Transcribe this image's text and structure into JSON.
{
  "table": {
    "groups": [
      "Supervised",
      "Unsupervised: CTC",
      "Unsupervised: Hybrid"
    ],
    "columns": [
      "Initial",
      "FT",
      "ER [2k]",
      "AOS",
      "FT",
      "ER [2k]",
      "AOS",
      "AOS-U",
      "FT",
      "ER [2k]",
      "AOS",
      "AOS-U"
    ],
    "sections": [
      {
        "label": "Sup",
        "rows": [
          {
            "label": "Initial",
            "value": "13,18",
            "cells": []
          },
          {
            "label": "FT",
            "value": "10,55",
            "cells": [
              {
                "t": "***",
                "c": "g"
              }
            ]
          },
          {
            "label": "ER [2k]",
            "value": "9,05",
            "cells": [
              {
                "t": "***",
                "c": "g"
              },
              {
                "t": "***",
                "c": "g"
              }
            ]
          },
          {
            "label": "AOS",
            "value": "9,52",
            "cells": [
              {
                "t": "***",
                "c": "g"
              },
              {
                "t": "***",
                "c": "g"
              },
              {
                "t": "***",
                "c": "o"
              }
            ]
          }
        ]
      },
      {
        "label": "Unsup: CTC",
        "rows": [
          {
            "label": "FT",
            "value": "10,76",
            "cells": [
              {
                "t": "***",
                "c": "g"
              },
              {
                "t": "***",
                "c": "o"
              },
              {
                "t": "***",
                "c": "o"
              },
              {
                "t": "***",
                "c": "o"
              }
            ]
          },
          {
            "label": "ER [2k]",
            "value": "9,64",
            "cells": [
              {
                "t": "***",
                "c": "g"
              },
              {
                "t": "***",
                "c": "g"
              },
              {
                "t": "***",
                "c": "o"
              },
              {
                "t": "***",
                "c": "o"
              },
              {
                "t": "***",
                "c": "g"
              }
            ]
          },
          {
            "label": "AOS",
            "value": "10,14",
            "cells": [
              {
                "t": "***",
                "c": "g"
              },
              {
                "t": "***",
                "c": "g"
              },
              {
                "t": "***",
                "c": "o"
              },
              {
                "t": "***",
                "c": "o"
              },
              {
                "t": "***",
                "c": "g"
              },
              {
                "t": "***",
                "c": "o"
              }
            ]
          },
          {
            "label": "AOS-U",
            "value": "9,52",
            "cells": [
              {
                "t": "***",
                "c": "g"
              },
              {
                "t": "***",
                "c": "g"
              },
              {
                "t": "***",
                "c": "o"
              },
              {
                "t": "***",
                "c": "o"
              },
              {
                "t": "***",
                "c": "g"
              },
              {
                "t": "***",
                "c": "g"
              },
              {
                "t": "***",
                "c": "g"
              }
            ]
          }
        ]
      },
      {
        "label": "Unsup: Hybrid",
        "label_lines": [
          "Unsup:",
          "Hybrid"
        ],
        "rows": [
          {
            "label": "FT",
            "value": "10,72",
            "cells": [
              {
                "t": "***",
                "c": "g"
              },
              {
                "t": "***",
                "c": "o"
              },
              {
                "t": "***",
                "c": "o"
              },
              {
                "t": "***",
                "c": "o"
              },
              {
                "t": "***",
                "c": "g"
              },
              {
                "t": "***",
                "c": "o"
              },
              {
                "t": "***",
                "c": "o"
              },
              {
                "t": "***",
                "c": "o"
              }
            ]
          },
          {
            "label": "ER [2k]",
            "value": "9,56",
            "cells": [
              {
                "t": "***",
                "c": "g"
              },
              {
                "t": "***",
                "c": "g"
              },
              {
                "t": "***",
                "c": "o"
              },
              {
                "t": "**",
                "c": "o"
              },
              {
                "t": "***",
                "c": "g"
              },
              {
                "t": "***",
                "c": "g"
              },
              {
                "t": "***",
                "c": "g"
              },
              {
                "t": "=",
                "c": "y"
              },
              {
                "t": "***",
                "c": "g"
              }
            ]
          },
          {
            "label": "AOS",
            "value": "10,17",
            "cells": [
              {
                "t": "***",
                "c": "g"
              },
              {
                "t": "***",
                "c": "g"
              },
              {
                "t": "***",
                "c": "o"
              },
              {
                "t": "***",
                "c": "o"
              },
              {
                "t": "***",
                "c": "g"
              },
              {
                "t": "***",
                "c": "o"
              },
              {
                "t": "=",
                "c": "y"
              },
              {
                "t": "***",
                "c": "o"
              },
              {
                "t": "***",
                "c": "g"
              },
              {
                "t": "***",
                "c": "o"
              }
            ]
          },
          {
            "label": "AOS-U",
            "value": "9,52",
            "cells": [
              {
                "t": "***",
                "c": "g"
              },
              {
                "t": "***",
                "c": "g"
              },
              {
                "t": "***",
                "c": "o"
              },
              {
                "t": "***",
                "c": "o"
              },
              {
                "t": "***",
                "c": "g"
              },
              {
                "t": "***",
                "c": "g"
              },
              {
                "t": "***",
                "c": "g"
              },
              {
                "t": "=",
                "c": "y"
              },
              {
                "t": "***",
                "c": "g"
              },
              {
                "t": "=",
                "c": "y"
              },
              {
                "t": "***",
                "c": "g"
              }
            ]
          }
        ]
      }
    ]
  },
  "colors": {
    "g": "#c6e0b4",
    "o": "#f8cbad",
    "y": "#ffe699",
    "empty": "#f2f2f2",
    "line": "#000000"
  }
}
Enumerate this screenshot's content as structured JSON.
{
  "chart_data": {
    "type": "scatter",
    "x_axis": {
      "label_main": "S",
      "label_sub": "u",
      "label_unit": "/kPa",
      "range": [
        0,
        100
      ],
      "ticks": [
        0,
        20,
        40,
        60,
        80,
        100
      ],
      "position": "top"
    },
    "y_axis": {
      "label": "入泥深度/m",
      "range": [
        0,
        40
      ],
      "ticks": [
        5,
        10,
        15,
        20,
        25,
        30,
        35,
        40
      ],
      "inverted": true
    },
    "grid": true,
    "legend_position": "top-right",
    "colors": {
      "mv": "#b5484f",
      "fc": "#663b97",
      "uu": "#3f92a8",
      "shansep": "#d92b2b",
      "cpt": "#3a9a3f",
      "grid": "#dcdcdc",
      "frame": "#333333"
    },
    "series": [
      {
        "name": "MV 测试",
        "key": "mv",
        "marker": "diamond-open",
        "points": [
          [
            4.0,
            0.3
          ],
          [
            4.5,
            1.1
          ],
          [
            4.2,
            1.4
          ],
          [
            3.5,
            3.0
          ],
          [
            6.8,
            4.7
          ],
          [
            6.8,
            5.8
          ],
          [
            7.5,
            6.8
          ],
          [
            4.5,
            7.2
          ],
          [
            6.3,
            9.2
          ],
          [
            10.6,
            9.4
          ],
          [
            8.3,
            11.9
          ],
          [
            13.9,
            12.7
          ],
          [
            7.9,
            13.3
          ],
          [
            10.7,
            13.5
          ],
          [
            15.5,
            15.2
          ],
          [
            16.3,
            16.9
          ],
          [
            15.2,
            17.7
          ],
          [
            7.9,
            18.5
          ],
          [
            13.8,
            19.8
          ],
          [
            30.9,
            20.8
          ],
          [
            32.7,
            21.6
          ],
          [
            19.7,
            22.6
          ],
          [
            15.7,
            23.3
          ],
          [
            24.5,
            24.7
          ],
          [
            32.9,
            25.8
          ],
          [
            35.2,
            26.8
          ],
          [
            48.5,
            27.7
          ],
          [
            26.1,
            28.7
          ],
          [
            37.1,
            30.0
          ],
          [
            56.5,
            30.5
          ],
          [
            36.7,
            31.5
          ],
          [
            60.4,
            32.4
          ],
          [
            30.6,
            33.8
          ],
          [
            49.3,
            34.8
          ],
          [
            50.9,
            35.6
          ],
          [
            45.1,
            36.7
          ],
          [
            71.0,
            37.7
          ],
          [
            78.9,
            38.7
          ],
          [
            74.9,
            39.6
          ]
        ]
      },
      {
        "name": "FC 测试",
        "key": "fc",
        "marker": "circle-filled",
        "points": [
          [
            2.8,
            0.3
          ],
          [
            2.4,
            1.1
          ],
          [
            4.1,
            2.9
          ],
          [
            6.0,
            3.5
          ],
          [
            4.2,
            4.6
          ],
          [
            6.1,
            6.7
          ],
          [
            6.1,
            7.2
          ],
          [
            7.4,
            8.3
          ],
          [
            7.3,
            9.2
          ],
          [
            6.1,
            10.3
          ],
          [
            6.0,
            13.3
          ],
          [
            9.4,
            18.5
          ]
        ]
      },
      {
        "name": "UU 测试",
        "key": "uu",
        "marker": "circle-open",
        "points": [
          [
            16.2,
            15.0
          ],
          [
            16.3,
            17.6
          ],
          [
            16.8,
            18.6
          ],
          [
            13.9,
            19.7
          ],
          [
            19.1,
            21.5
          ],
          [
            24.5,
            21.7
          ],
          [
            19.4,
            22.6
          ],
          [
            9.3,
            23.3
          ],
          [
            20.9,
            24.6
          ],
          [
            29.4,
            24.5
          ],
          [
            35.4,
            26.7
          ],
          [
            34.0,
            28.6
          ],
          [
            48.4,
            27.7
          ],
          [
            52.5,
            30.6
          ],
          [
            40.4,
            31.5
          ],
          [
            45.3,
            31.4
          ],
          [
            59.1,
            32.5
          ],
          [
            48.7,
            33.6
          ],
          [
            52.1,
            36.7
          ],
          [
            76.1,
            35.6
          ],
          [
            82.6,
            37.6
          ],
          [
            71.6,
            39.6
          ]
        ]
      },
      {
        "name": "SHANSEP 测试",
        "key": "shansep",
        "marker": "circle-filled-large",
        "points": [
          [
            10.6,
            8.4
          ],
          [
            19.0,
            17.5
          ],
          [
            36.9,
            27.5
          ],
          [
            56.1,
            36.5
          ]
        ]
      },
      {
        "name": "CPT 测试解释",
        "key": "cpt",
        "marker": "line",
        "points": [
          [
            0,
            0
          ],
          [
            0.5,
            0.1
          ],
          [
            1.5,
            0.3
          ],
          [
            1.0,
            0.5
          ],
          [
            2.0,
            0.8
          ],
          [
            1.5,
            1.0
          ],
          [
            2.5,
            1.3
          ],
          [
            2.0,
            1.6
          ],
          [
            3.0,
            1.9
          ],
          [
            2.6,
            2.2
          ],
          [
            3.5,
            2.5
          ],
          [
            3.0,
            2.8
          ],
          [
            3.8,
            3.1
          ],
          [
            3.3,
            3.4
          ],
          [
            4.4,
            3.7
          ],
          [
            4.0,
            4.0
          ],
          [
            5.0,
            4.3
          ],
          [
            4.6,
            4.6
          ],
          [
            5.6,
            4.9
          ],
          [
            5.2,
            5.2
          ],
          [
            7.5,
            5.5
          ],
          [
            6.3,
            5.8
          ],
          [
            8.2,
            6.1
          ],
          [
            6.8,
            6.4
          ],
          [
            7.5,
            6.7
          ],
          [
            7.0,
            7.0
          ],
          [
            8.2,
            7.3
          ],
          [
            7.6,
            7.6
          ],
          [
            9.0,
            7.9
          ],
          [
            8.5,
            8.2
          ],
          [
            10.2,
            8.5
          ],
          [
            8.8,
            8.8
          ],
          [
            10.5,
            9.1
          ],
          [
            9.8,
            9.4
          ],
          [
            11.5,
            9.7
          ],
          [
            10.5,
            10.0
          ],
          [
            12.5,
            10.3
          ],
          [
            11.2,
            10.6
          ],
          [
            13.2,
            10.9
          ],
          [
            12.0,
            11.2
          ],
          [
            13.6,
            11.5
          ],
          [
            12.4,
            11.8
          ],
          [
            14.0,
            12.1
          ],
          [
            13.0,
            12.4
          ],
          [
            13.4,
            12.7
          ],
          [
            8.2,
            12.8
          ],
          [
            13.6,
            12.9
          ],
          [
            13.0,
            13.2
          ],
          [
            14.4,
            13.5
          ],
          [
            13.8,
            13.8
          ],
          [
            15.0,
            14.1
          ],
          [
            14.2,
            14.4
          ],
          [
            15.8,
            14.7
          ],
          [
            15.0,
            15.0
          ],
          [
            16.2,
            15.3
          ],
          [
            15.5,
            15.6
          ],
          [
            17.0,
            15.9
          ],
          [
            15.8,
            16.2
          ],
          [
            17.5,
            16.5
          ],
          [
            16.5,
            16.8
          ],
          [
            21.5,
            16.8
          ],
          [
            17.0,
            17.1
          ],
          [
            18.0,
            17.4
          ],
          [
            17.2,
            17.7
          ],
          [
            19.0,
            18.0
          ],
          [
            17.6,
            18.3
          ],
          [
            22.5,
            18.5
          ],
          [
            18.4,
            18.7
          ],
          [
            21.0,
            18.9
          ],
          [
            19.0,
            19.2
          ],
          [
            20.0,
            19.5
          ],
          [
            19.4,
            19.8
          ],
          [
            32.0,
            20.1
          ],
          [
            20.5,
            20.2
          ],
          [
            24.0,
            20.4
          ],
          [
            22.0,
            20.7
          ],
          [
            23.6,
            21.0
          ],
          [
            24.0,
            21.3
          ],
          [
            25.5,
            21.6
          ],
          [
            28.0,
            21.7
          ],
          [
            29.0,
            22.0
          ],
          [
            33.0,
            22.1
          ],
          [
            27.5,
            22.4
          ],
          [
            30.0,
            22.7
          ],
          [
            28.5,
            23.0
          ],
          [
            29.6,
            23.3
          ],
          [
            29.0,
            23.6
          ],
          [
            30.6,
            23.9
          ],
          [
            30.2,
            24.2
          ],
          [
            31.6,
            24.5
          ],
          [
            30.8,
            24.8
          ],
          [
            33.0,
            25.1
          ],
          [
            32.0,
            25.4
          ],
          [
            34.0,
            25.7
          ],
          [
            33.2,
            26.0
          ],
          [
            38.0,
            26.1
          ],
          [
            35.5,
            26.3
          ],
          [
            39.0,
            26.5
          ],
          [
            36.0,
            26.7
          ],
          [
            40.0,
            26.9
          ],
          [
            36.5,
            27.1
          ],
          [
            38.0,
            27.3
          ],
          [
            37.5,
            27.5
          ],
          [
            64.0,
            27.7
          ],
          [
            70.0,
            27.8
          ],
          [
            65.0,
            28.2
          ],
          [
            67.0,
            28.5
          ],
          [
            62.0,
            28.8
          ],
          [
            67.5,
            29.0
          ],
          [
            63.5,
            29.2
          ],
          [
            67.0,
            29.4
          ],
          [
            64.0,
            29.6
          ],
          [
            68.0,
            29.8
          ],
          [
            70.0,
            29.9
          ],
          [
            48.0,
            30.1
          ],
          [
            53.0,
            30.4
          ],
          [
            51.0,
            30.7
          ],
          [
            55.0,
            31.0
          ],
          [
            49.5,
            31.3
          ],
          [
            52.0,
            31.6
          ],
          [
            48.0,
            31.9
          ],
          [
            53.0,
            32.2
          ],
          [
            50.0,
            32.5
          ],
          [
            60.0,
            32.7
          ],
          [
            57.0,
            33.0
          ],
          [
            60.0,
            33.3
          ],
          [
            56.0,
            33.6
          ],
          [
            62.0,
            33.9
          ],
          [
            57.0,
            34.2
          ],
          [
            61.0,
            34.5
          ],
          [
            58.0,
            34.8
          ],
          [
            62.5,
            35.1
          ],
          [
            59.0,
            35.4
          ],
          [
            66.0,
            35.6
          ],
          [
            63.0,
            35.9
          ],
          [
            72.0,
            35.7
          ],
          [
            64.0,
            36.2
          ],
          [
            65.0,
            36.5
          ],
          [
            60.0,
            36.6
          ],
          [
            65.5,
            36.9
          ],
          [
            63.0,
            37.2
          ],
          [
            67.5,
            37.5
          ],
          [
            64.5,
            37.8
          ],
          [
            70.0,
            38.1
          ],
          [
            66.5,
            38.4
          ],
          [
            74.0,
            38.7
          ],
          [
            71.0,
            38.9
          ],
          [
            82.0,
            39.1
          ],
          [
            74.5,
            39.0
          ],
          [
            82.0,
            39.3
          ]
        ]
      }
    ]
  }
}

....................

■ **TO BE DONE**:
Return every line in the listing that contains the word "Unsupervised".

■ **TASK SOLUTION**:
      "Unsupervised: CTC",
      "Unsupervised: Hybrid"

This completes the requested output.